REQUIREMENTS: Produce an exact copy of all the data below, dropping every image.

[START LISTED RECORDS]

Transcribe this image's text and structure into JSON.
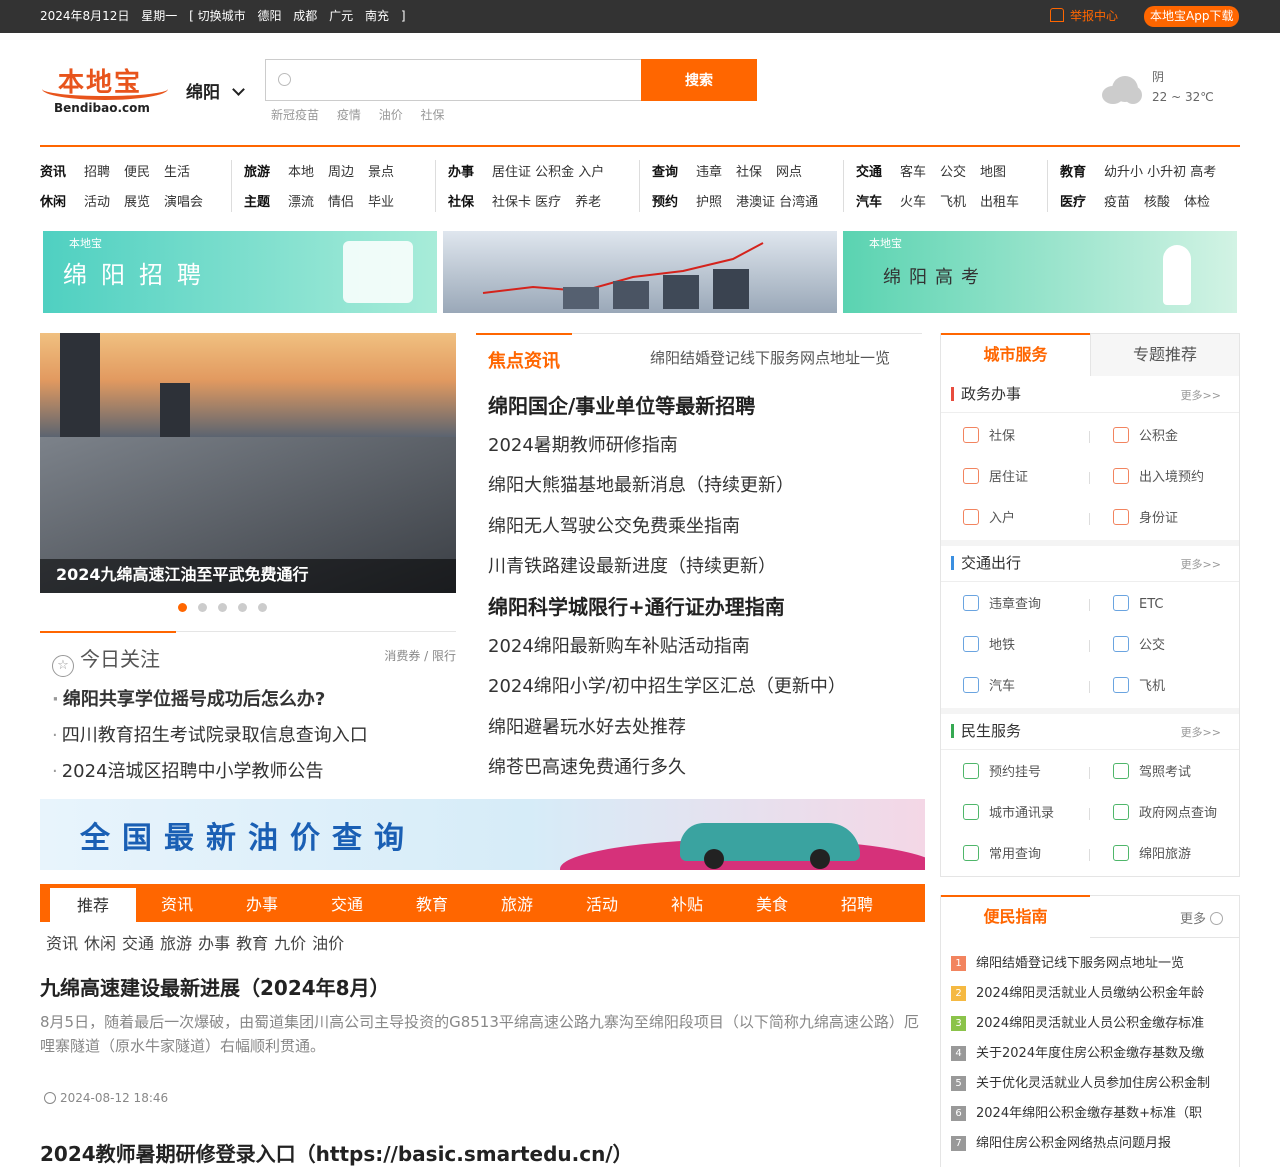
{
  "topbar": {
    "date": "2024年8月12日",
    "weekday": "星期一",
    "switch_label": "[ 切换城市",
    "cities": [
      "德阳",
      "成都",
      "广元",
      "南充"
    ],
    "close_bracket": "]",
    "report": "举报中心",
    "app_download": "本地宝App下载"
  },
  "header": {
    "logo_cn": "本地宝",
    "logo_en": "Bendibao.com",
    "city": "绵阳",
    "search_placeholder": "",
    "search_button": "搜索",
    "hotwords": [
      "新冠疫苗",
      "疫情",
      "油价",
      "社保"
    ],
    "weather_condition": "阴",
    "weather_temp": "22 ~ 32℃"
  },
  "nav": [
    {
      "rows": [
        [
          "资讯",
          "招聘",
          "便民",
          "生活"
        ],
        [
          "休闲",
          "活动",
          "展览",
          "演唱会"
        ]
      ]
    },
    {
      "rows": [
        [
          "旅游",
          "本地",
          "周边",
          "景点"
        ],
        [
          "主题",
          "漂流",
          "情侣",
          "毕业"
        ]
      ]
    },
    {
      "rows": [
        [
          "办事",
          "居住证 公积金 入户"
        ],
        [
          "社保",
          "社保卡 医疗",
          "养老"
        ]
      ]
    },
    {
      "rows": [
        [
          "查询",
          "违章",
          "社保",
          "网点"
        ],
        [
          "预约",
          "护照",
          "港澳证 台湾通"
        ]
      ]
    },
    {
      "rows": [
        [
          "交通",
          "客车",
          "公交",
          "地图"
        ],
        [
          "汽车",
          "火车",
          "飞机",
          "出租车"
        ]
      ]
    },
    {
      "rows": [
        [
          "教育",
          "幼升小 小升初 高考"
        ],
        [
          "医疗",
          "疫苗",
          "核酸",
          "体检"
        ]
      ]
    }
  ],
  "banners": {
    "b1_logo": "本地宝",
    "b1_title": "绵阳招聘",
    "b3_logo": "本地宝",
    "b3_title": "绵阳高考"
  },
  "slider": {
    "caption": "2024九绵高速江油至平武免费通行",
    "active_index": 1,
    "dots": 5
  },
  "focus": {
    "title": "今日关注",
    "more": "消费券 / 限行",
    "items": [
      {
        "text": "绵阳共享学位摇号成功后怎么办?",
        "bold": true
      },
      {
        "text": "四川教育招生考试院录取信息查询入口",
        "bold": false
      },
      {
        "text": "2024涪城区招聘中小学教师公告",
        "bold": false
      }
    ]
  },
  "news": {
    "title": "焦点资讯",
    "subtitle": "绵阳结婚登记线下服务网点地址一览",
    "items": [
      {
        "text": "绵阳国企/事业单位等最新招聘",
        "bold": true
      },
      {
        "text": "2024暑期教师研修指南",
        "bold": false
      },
      {
        "text": "绵阳大熊猫基地最新消息（持续更新）",
        "bold": false
      },
      {
        "text": "绵阳无人驾驶公交免费乘坐指南",
        "bold": false
      },
      {
        "text": "川青铁路建设最新进度（持续更新）",
        "bold": false
      },
      {
        "text": "绵阳科学城限行+通行证办理指南",
        "bold": true
      },
      {
        "text": "2024绵阳最新购车补贴活动指南",
        "bold": false
      },
      {
        "text": "2024绵阳小学/初中招生学区汇总（更新中）",
        "bold": false
      },
      {
        "text": "绵阳避暑玩水好去处推荐",
        "bold": false
      },
      {
        "text": "绵苍巴高速免费通行多久",
        "bold": false
      }
    ]
  },
  "oil_banner": {
    "text": "全国最新油价查询"
  },
  "tabs": {
    "items": [
      "推荐",
      "资讯",
      "办事",
      "交通",
      "教育",
      "旅游",
      "活动",
      "补贴",
      "美食",
      "招聘"
    ],
    "active": 0,
    "subtabs": [
      "资讯",
      "休闲",
      "交通",
      "旅游",
      "办事",
      "教育",
      "九价",
      "油价"
    ]
  },
  "article": {
    "title": "九绵高速建设最新进展（2024年8月）",
    "desc": "8月5日，随着最后一次爆破，由蜀道集团川高公司主导投资的G8513平绵高速公路九寨沟至绵阳段项目（以下简称九绵高速公路）厄哩寨隧道（原水牛家隧道）右幅顺利贯通。",
    "time": "2024-08-12 18:46",
    "next_title": "2024教师暑期研修登录入口（https://basic.smartedu.cn/）"
  },
  "sidebar": {
    "tab_active": "城市服务",
    "tab_other": "专题推荐",
    "sections": [
      {
        "name": "政务办事",
        "more": "更多>>",
        "color": "#e84c3d",
        "items": [
          [
            "社保",
            "公积金"
          ],
          [
            "居住证",
            "出入境预约"
          ],
          [
            "入户",
            "身份证"
          ]
        ]
      },
      {
        "name": "交通出行",
        "more": "更多>>",
        "color": "#3b8fe0",
        "items": [
          [
            "违章查询",
            "ETC"
          ],
          [
            "地铁",
            "公交"
          ],
          [
            "汽车",
            "飞机"
          ]
        ]
      },
      {
        "name": "民生服务",
        "more": "更多>>",
        "color": "#35a952",
        "items": [
          [
            "预约挂号",
            "驾照考试"
          ],
          [
            "城市通讯录",
            "政府网点查询"
          ],
          [
            "常用查询",
            "绵阳旅游"
          ]
        ]
      }
    ]
  },
  "guide": {
    "title": "便民指南",
    "more": "更多",
    "items": [
      {
        "n": "1",
        "text": "绵阳结婚登记线下服务网点地址一览",
        "color": "#f2845f"
      },
      {
        "n": "2",
        "text": "2024绵阳灵活就业人员缴纳公积金年龄",
        "color": "#f5b942"
      },
      {
        "n": "3",
        "text": "2024绵阳灵活就业人员公积金缴存标准",
        "color": "#8bc34a"
      },
      {
        "n": "4",
        "text": "关于2024年度住房公积金缴存基数及缴",
        "color": "#999999"
      },
      {
        "n": "5",
        "text": "关于优化灵活就业人员参加住房公积金制",
        "color": "#999999"
      },
      {
        "n": "6",
        "text": "2024年绵阳公积金缴存基数+标准（职",
        "color": "#999999"
      },
      {
        "n": "7",
        "text": "绵阳住房公积金网络热点问题月报",
        "color": "#999999"
      }
    ]
  }
}
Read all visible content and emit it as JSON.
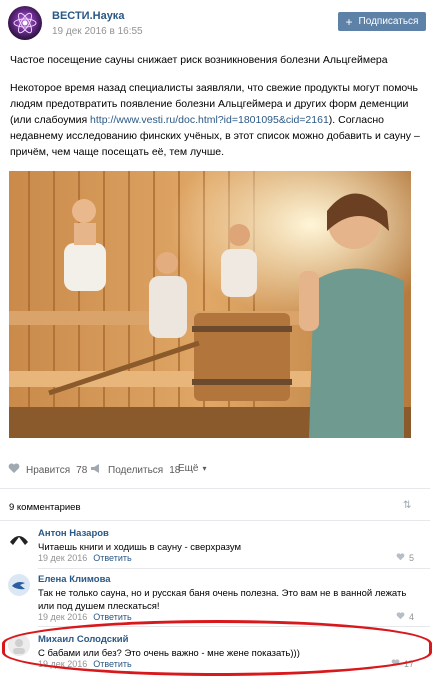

[END LISTED RECORDS]

WRITTEN RESPONSE:
Transcribe this image's text and structure into JSON.
{
  "topbar": {
    "date": "2024年8月12日",
    "weekday": "星期一",
    "switch_label": "[ 切换城市",
    "cities": [
      "德阳",
      "成都",
      "广元",
      "南充"
    ],
    "close_bracket": "]",
    "report": "举报中心",
    "app_download": "本地宝App下载"
  },
  "header": {
    "logo_cn": "本地宝",
    "logo_en": "Bendibao.com",
    "city": "绵阳",
    "search_placeholder": "",
    "search_button": "搜索",
    "hotwords": [
      "新冠疫苗",
      "疫情",
      "油价",
      "社保"
    ],
    "weather_condition": "阴",
    "weather_temp": "22 ~ 32℃"
  },
  "nav": [
    {
      "rows": [
        [
          "资讯",
          "招聘",
          "便民",
          "生活"
        ],
        [
          "休闲",
          "活动",
          "展览",
          "演唱会"
        ]
      ]
    },
    {
      "rows": [
        [
          "旅游",
          "本地",
          "周边",
          "景点"
        ],
        [
          "主题",
          "漂流",
          "情侣",
          "毕业"
        ]
      ]
    },
    {
      "rows": [
        [
          "办事",
          "居住证 公积金 入户"
        ],
        [
          "社保",
          "社保卡 医疗",
          "养老"
        ]
      ]
    },
    {
      "rows": [
        [
          "查询",
          "违章",
          "社保",
          "网点"
        ],
        [
          "预约",
          "护照",
          "港澳证 台湾通"
        ]
      ]
    },
    {
      "rows": [
        [
          "交通",
          "客车",
          "公交",
          "地图"
        ],
        [
          "汽车",
          "火车",
          "飞机",
          "出租车"
        ]
      ]
    },
    {
      "rows": [
        [
          "教育",
          "幼升小 小升初 高考"
        ],
        [
          "医疗",
          "疫苗",
          "核酸",
          "体检"
        ]
      ]
    }
  ],
  "banners": {
    "b1_logo": "本地宝",
    "b1_title": "绵阳招聘",
    "b3_logo": "本地宝",
    "b3_title": "绵阳高考"
  },
  "slider": {
    "caption": "2024九绵高速江油至平武免费通行",
    "active_index": 1,
    "dots": 5
  },
  "focus": {
    "title": "今日关注",
    "more": "消费券 / 限行",
    "items": [
      {
        "text": "绵阳共享学位摇号成功后怎么办?",
        "bold": true
      },
      {
        "text": "四川教育招生考试院录取信息查询入口",
        "bold": false
      },
      {
        "text": "2024涪城区招聘中小学教师公告",
        "bold": false
      }
    ]
  },
  "news": {
    "title": "焦点资讯",
    "subtitle": "绵阳结婚登记线下服务网点地址一览",
    "items": [
      {
        "text": "绵阳国企/事业单位等最新招聘",
        "bold": true
      },
      {
        "text": "2024暑期教师研修指南",
        "bold": false
      },
      {
        "text": "绵阳大熊猫基地最新消息（持续更新）",
        "bold": false
      },
      {
        "text": "绵阳无人驾驶公交免费乘坐指南",
        "bold": false
      },
      {
        "text": "川青铁路建设最新进度（持续更新）",
        "bold": false
      },
      {
        "text": "绵阳科学城限行+通行证办理指南",
        "bold": true
      },
      {
        "text": "2024绵阳最新购车补贴活动指南",
        "bold": false
      },
      {
        "text": "2024绵阳小学/初中招生学区汇总（更新中）",
        "bold": false
      },
      {
        "text": "绵阳避暑玩水好去处推荐",
        "bold": false
      },
      {
        "text": "绵苍巴高速免费通行多久",
        "bold": false
      }
    ]
  },
  "oil_banner": {
    "text": "全国最新油价查询"
  },
  "tabs": {
    "items": [
      "推荐",
      "资讯",
      "办事",
      "交通",
      "教育",
      "旅游",
      "活动",
      "补贴",
      "美食",
      "招聘"
    ],
    "active": 0,
    "subtabs": [
      "资讯",
      "休闲",
      "交通",
      "旅游",
      "办事",
      "教育",
      "九价",
      "油价"
    ]
  },
  "article": {
    "title": "九绵高速建设最新进展（2024年8月）",
    "desc": "8月5日，随着最后一次爆破，由蜀道集团川高公司主导投资的G8513平绵高速公路九寨沟至绵阳段项目（以下简称九绵高速公路）厄哩寨隧道（原水牛家隧道）右幅顺利贯通。",
    "time": "2024-08-12 18:46",
    "next_title": "2024教师暑期研修登录入口（https://basic.smartedu.cn/）"
  },
  "sidebar": {
    "tab_active": "城市服务",
    "tab_other": "专题推荐",
    "sections": [
      {
        "name": "政务办事",
        "more": "更多>>",
        "color": "#e84c3d",
        "items": [
          [
            "社保",
            "公积金"
          ],
          [
            "居住证",
            "出入境预约"
          ],
          [
            "入户",
            "身份证"
          ]
        ]
      },
      {
        "name": "交通出行",
        "more": "更多>>",
        "color": "#3b8fe0",
        "items": [
          [
            "违章查询",
            "ETC"
          ],
          [
            "地铁",
            "公交"
          ],
          [
            "汽车",
            "飞机"
          ]
        ]
      },
      {
        "name": "民生服务",
        "more": "更多>>",
        "color": "#35a952",
        "items": [
          [
            "预约挂号",
            "驾照考试"
          ],
          [
            "城市通讯录",
            "政府网点查询"
          ],
          [
            "常用查询",
            "绵阳旅游"
          ]
        ]
      }
    ]
  },
  "guide": {
    "title": "便民指南",
    "more": "更多",
    "items": [
      {
        "n": "1",
        "text": "绵阳结婚登记线下服务网点地址一览",
        "color": "#f2845f"
      },
      {
        "n": "2",
        "text": "2024绵阳灵活就业人员缴纳公积金年龄",
        "color": "#f5b942"
      },
      {
        "n": "3",
        "text": "2024绵阳灵活就业人员公积金缴存标准",
        "color": "#8bc34a"
      },
      {
        "n": "4",
        "text": "关于2024年度住房公积金缴存基数及缴",
        "color": "#999999"
      },
      {
        "n": "5",
        "text": "关于优化灵活就业人员参加住房公积金制",
        "color": "#999999"
      },
      {
        "n": "6",
        "text": "2024年绵阳公积金缴存基数+标准（职",
        "color": "#999999"
      },
      {
        "n": "7",
        "text": "绵阳住房公积金网络热点问题月报",
        "color": "#999999"
      }
    ]
  }
}
Read all visible content and emit it as JSON.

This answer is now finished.